* What the task asks:
Retype the listing that follows, exactly as written.

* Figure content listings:
::::::::

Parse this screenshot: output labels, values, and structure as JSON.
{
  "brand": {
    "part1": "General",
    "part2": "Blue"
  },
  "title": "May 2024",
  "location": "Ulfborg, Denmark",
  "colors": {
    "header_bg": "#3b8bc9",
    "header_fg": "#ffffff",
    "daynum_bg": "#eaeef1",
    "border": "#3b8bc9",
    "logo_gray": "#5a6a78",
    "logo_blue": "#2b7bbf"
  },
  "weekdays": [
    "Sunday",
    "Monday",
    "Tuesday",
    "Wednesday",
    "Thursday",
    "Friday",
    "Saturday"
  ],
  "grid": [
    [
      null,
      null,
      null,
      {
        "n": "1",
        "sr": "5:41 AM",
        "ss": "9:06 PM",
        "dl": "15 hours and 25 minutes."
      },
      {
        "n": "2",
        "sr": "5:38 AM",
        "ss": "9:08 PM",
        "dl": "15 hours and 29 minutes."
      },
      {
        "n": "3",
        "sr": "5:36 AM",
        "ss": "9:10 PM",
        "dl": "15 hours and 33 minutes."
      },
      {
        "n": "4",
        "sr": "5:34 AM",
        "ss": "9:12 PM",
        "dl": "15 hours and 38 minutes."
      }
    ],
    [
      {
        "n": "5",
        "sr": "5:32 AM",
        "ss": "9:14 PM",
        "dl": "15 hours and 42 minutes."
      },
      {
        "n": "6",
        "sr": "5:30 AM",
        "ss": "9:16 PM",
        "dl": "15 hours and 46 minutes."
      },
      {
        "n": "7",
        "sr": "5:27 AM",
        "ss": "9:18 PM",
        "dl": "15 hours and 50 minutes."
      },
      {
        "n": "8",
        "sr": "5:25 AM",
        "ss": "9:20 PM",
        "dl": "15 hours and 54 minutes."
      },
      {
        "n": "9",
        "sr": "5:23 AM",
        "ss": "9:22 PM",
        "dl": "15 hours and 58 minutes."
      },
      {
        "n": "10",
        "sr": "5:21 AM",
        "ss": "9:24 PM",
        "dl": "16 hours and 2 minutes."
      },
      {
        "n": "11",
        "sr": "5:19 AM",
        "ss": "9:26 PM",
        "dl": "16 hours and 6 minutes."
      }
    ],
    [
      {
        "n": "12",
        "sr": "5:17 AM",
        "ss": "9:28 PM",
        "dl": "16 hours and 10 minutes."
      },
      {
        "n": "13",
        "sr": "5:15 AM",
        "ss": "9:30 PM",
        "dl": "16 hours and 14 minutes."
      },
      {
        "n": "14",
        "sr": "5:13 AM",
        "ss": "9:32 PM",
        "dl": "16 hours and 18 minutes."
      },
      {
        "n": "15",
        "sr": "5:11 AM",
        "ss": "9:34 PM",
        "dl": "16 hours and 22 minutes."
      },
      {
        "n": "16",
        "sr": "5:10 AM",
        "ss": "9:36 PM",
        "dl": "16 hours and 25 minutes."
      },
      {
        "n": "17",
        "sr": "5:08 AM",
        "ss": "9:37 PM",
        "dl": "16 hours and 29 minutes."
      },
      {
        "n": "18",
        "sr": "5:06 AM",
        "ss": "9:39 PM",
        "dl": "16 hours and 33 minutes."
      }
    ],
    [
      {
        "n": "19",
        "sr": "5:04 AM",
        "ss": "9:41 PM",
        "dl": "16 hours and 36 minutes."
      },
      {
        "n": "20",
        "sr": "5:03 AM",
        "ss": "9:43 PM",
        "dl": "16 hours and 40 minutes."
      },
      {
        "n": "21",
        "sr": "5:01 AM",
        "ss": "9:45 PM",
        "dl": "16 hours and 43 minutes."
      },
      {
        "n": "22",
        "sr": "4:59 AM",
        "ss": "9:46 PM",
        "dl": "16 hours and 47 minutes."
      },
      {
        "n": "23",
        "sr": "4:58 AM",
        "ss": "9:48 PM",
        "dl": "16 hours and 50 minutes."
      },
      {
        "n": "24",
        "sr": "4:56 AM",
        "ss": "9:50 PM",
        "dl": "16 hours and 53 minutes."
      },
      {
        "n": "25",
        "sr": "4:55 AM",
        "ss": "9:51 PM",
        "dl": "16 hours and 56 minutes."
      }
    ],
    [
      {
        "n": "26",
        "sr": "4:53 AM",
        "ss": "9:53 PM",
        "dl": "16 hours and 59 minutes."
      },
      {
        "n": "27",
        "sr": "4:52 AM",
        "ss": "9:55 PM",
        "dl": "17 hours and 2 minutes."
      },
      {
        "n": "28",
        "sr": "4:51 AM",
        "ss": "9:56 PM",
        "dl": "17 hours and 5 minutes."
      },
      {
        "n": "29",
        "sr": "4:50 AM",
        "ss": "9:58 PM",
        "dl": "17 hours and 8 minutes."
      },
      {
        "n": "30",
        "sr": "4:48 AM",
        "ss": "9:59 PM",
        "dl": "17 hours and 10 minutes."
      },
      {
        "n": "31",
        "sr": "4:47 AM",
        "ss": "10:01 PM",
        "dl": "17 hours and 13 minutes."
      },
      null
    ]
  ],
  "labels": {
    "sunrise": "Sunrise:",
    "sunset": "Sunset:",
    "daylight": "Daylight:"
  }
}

::::::::

* Correct output:
Parse this screenshot: output labels, values, and structure as JSON.
{
  "brand": {
    "part1": "General",
    "part2": "Blue"
  },
  "title": "May 2024",
  "location": "Ulfborg, Denmark",
  "colors": {
    "header_bg": "#3b8bc9",
    "header_fg": "#ffffff",
    "daynum_bg": "#eaeef1",
    "border": "#3b8bc9",
    "logo_gray": "#5a6a78",
    "logo_blue": "#2b7bbf"
  },
  "weekdays": [
    "Sunday",
    "Monday",
    "Tuesday",
    "Wednesday",
    "Thursday",
    "Friday",
    "Saturday"
  ],
  "grid": [
    [
      null,
      null,
      null,
      {
        "n": "1",
        "sr": "5:41 AM",
        "ss": "9:06 PM",
        "dl": "15 hours and 25 minutes."
      },
      {
        "n": "2",
        "sr": "5:38 AM",
        "ss": "9:08 PM",
        "dl": "15 hours and 29 minutes."
      },
      {
        "n": "3",
        "sr": "5:36 AM",
        "ss": "9:10 PM",
        "dl": "15 hours and 33 minutes."
      },
      {
        "n": "4",
        "sr": "5:34 AM",
        "ss": "9:12 PM",
        "dl": "15 hours and 38 minutes."
      }
    ],
    [
      {
        "n": "5",
        "sr": "5:32 AM",
        "ss": "9:14 PM",
        "dl": "15 hours and 42 minutes."
      },
      {
        "n": "6",
        "sr": "5:30 AM",
        "ss": "9:16 PM",
        "dl": "15 hours and 46 minutes."
      },
      {
        "n": "7",
        "sr": "5:27 AM",
        "ss": "9:18 PM",
        "dl": "15 hours and 50 minutes."
      },
      {
        "n": "8",
        "sr": "5:25 AM",
        "ss": "9:20 PM",
        "dl": "15 hours and 54 minutes."
      },
      {
        "n": "9",
        "sr": "5:23 AM",
        "ss": "9:22 PM",
        "dl": "15 hours and 58 minutes."
      },
      {
        "n": "10",
        "sr": "5:21 AM",
        "ss": "9:24 PM",
        "dl": "16 hours and 2 minutes."
      },
      {
        "n": "11",
        "sr": "5:19 AM",
        "ss": "9:26 PM",
        "dl": "16 hours and 6 minutes."
      }
    ],
    [
      {
        "n": "12",
        "sr": "5:17 AM",
        "ss": "9:28 PM",
        "dl": "16 hours and 10 minutes."
      },
      {
        "n": "13",
        "sr": "5:15 AM",
        "ss": "9:30 PM",
        "dl": "16 hours and 14 minutes."
      },
      {
        "n": "14",
        "sr": "5:13 AM",
        "ss": "9:32 PM",
        "dl": "16 hours and 18 minutes."
      },
      {
        "n": "15",
        "sr": "5:11 AM",
        "ss": "9:34 PM",
        "dl": "16 hours and 22 minutes."
      },
      {
        "n": "16",
        "sr": "5:10 AM",
        "ss": "9:36 PM",
        "dl": "16 hours and 25 minutes."
      },
      {
        "n": "17",
        "sr": "5:08 AM",
        "ss": "9:37 PM",
        "dl": "16 hours and 29 minutes."
      },
      {
        "n": "18",
        "sr": "5:06 AM",
        "ss": "9:39 PM",
        "dl": "16 hours and 33 minutes."
      }
    ],
    [
      {
        "n": "19",
        "sr": "5:04 AM",
        "ss": "9:41 PM",
        "dl": "16 hours and 36 minutes."
      },
      {
        "n": "20",
        "sr": "5:03 AM",
        "ss": "9:43 PM",
        "dl": "16 hours and 40 minutes."
      },
      {
        "n": "21",
        "sr": "5:01 AM",
        "ss": "9:45 PM",
        "dl": "16 hours and 43 minutes."
      },
      {
        "n": "22",
        "sr": "4:59 AM",
        "ss": "9:46 PM",
        "dl": "16 hours and 47 minutes."
      },
      {
        "n": "23",
        "sr": "4:58 AM",
        "ss": "9:48 PM",
        "dl": "16 hours and 50 minutes."
      },
      {
        "n": "24",
        "sr": "4:56 AM",
        "ss": "9:50 PM",
        "dl": "16 hours and 53 minutes."
      },
      {
        "n": "25",
        "sr": "4:55 AM",
        "ss": "9:51 PM",
        "dl": "16 hours and 56 minutes."
      }
    ],
    [
      {
        "n": "26",
        "sr": "4:53 AM",
        "ss": "9:53 PM",
        "dl": "16 hours and 59 minutes."
      },
      {
        "n": "27",
        "sr": "4:52 AM",
        "ss": "9:55 PM",
        "dl": "17 hours and 2 minutes."
      },
      {
        "n": "28",
        "sr": "4:51 AM",
        "ss": "9:56 PM",
        "dl": "17 hours and 5 minutes."
      },
      {
        "n": "29",
        "sr": "4:50 AM",
        "ss": "9:58 PM",
        "dl": "17 hours and 8 minutes."
      },
      {
        "n": "30",
        "sr": "4:48 AM",
        "ss": "9:59 PM",
        "dl": "17 hours and 10 minutes."
      },
      {
        "n": "31",
        "sr": "4:47 AM",
        "ss": "10:01 PM",
        "dl": "17 hours and 13 minutes."
      },
      null
    ]
  ],
  "labels": {
    "sunrise": "Sunrise:",
    "sunset": "Sunset:",
    "daylight": "Daylight:"
  }
}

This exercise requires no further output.